- **THE REQUEST**:
Extract every entry word for word.

- **Records from a collection**:
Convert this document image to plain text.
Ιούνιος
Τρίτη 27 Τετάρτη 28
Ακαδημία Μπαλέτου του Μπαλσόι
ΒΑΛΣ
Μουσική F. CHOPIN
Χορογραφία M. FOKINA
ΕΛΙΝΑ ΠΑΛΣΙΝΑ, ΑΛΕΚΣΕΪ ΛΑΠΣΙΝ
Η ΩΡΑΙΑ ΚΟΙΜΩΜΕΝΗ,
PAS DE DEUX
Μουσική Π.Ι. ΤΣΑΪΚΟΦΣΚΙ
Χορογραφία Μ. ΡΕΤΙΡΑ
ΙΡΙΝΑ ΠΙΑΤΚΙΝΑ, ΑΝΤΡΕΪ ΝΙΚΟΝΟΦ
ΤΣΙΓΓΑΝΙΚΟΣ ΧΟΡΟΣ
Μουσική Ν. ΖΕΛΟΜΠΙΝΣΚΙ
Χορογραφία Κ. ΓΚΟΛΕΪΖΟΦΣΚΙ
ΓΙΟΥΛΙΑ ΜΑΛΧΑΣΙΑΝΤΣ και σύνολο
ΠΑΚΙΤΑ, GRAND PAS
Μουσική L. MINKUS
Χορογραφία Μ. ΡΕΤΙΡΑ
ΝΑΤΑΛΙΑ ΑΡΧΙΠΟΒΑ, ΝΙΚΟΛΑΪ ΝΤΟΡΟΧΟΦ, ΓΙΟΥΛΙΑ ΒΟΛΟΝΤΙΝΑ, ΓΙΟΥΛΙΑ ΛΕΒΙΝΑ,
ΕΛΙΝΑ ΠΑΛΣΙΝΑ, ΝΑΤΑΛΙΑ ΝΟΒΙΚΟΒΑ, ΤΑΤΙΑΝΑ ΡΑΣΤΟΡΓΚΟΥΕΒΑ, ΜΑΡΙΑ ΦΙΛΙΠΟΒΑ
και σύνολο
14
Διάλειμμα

- **EXERCISE OUTPUT**:
Convert this document image to plain text.
Ιούνιος
Τρίτη 27 Τετάρτη 28
Ακαδημία Μπαλέτου του Μπαλσόι
ΒΑΛΣ
Μουσική F. CHOPIN
Χορογραφία M. FOKINA
ΕΛΙΝΑ ΠΑΛΣΙΝΑ, ΑΛΕΚΣΕΪ ΛΑΠΣΙΝ
Η ΩΡΑΙΑ ΚΟΙΜΩΜΕΝΗ,
PAS DE DEUX
Μουσική Π.Ι. ΤΣΑΪΚΟΦΣΚΙ
Χορογραφία Μ. ΡΕΤΙΡΑ
ΙΡΙΝΑ ΠΙΑΤΚΙΝΑ, ΑΝΤΡΕΪ ΝΙΚΟΝΟΦ
ΤΣΙΓΓΑΝΙΚΟΣ ΧΟΡΟΣ
Μουσική Ν. ΖΕΛΟΜΠΙΝΣΚΙ
Χορογραφία Κ. ΓΚΟΛΕΪΖΟΦΣΚΙ
ΓΙΟΥΛΙΑ ΜΑΛΧΑΣΙΑΝΤΣ και σύνολο
ΠΑΚΙΤΑ, GRAND PAS
Μουσική L. MINKUS
Χορογραφία Μ. ΡΕΤΙΡΑ
ΝΑΤΑΛΙΑ ΑΡΧΙΠΟΒΑ, ΝΙΚΟΛΑΪ ΝΤΟΡΟΧΟΦ, ΓΙΟΥΛΙΑ ΒΟΛΟΝΤΙΝΑ, ΓΙΟΥΛΙΑ ΛΕΒΙΝΑ,
ΕΛΙΝΑ ΠΑΛΣΙΝΑ, ΝΑΤΑΛΙΑ ΝΟΒΙΚΟΒΑ, ΤΑΤΙΑΝΑ ΡΑΣΤΟΡΓΚΟΥΕΒΑ, ΜΑΡΙΑ ΦΙΛΙΠΟΒΑ
και σύνολο
14
Διάλειμμα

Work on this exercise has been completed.